(EXERCISE TEXT begins)

As the weekend approaches, with spring in the air and more time spent outdoors, here are some items of interest that caught my eye this week. Read them on your mobile device if you happen to be taking the sun outside.
I encourage you to read the items below for a variety of information that you may find useful in the week ahead.
Six strategic lessons for publishers moving “beyond the article”
This piece offers global insights into emerging opportunities for new revenue streams and fresh storytelling formats.
You can make money from mobile.
In Finland, a mobile app produced by Helsingin Sanomat, the largest newspaper in Finland has also created new income streams, enabling the publication to develop a “revenue model for the app… based on coupons, contests, and sponsored content rather than display ads.”
A spin off from Nyt, a youth-orientated offering, this model matters, because the “young audience is the most resistant to ads, being amongst the highest users of ad blockers.”
Local Edition: What Mike Wilson learned at FiveThirtyEight and The Dallas Morning News
An editor who started in traditional print, then went to FiveThirtyEight in a totally digital newsroom, stops to meditate on his experiences.
What skills do you think you learned from being at FiveThirtyEight that you’ve taken with you to Dallas?
I don’t know if it’s a skill, particularly, so much as an awareness that there’s an audience out there right now for our work that is not waiting until tomorrow or waiting until later today. The urgency of giving people information and then continuing a dialogue with them about whatever we’re publishing rather than having it just be a one-way thing. It’s mainly just that awareness of the urgency that was the biggest change in me.
And very good tip:
I think that writing continues to be a vital skill for people coming into the news.
Beyond that, our list includes:
– The ability to post and design items in our digital CMS.
– Use of social media, promoting your work, doing Facebook Lives, growing your followers.
– Analytics. Journalists here have access to the data about how things are going. We try to help them understand how to read that information, get a handle on what’s working for the audience and how it can influence story choice. If there’s an issue we’re writing about with the city that’s got a lot of readership, let’s come back with something more as soon as we can. If something consistently is not gaining audience and seems to us to be of little consequence to shoring up the democracy, let’s move on.

(EXERCISE TEXT ends)

INSTRUCTIONS:
1. Translate this sentence from the news-industry roundup above into Spanish: "I think that writing continues to be a vital skill for people coming into the news."
2. Write what comes next in the news-industry roundup above, picking up right after its final sentence.
The records have nothing to do with the news-industry roundup above.

(GIVEN DATA begins)

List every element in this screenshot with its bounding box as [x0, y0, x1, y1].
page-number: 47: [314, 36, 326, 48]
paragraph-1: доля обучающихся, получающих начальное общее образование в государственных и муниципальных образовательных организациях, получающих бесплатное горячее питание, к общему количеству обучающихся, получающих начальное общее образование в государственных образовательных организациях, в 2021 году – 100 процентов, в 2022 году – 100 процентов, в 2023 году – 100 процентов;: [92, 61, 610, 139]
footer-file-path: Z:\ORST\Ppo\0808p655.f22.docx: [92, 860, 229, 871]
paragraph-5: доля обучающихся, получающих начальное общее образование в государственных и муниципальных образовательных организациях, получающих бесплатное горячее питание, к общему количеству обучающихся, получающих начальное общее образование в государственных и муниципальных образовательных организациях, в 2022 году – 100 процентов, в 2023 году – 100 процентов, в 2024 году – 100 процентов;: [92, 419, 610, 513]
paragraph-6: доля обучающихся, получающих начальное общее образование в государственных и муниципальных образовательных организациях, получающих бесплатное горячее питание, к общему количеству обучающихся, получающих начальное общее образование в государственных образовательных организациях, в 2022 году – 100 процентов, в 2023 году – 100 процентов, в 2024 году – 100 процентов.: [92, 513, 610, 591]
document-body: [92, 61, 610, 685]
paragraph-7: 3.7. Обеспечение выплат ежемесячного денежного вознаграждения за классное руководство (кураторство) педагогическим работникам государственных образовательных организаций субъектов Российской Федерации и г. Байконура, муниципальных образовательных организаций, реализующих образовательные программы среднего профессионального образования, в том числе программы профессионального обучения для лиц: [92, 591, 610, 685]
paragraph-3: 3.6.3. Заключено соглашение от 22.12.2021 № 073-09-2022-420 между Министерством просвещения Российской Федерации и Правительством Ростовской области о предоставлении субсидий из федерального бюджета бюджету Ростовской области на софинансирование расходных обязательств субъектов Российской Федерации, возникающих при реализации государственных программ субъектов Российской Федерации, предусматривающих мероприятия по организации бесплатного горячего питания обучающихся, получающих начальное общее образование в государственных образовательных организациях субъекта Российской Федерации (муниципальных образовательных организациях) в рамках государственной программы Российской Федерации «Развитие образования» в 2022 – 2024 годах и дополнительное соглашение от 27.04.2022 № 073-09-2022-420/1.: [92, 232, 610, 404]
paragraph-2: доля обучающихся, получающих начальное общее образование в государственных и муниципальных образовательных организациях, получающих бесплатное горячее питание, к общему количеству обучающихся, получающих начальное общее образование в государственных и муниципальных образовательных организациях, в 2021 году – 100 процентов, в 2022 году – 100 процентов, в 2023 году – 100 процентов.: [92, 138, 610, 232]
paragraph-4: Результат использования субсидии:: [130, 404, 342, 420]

(GIVEN DATA ends)

RESPONSES PER TASK:
1. Creo que la escritura sigue siendo una habilidad vital para quienes se incorporan al mundo de las noticias.

2.
I like new product development and Quartz seems to be introducing new products quite frequently. The latest is a completely new version of Quartz Index that‘s designed “to really shine on your phone
Index highlights statistics that show how the global economy is changing. The first version, launched last year, took the form of a dashboard. The new version transforms each datapoint into its own story that you can easily read and share. For example, read about….
–the world’s longest flight;
–the one job destroyed by automation;
–why Brazil’s 0% GDP growth is actually good.
The stories in Quartz Index are built for mobile. You can tap or swipe through each story and, if you‘re enjoying yourself, keep tapping right through to the next one. Each story starts with a datapoint we’ve chosen to highlight and then places it in context through a series of cards.
And, like everything that Quartz does, there is a sponsor: The launch sponsor for this new version of Index is iShares by Blackrock.
Check it out here: https://qz.com/index/
First the bad news, which should not surprise anyone:
Did you know? From January 2001 to September 2016, newspaper publishers lost more than half of their employment, data from Bureau of Labor Statistics shows :
According to data released Monday by the U.S. Bureau of Labor Statistics, newspaper publishers lost more than half of their employment between January 2001 and September 2016, going from 412,000 jobs in January 2001 to 174,000 in September 2016. In contrast, Internet publishing jobs grew from 67,000 in January 2007 to 206,000 in September 2016. BLS’ data also shows some notable disparities between newspaper publishers and Internet publishers: In 2015, the average pay in Internet publishing was $197,549, while it was just $48,403 for newspaper publishers. And, between 2001 and 2016, the number of newspaper publishing establishments decreased by 18.1 percent, while the number of Internet publishing establishments increased by more than 150 percent from 2007 to 2016.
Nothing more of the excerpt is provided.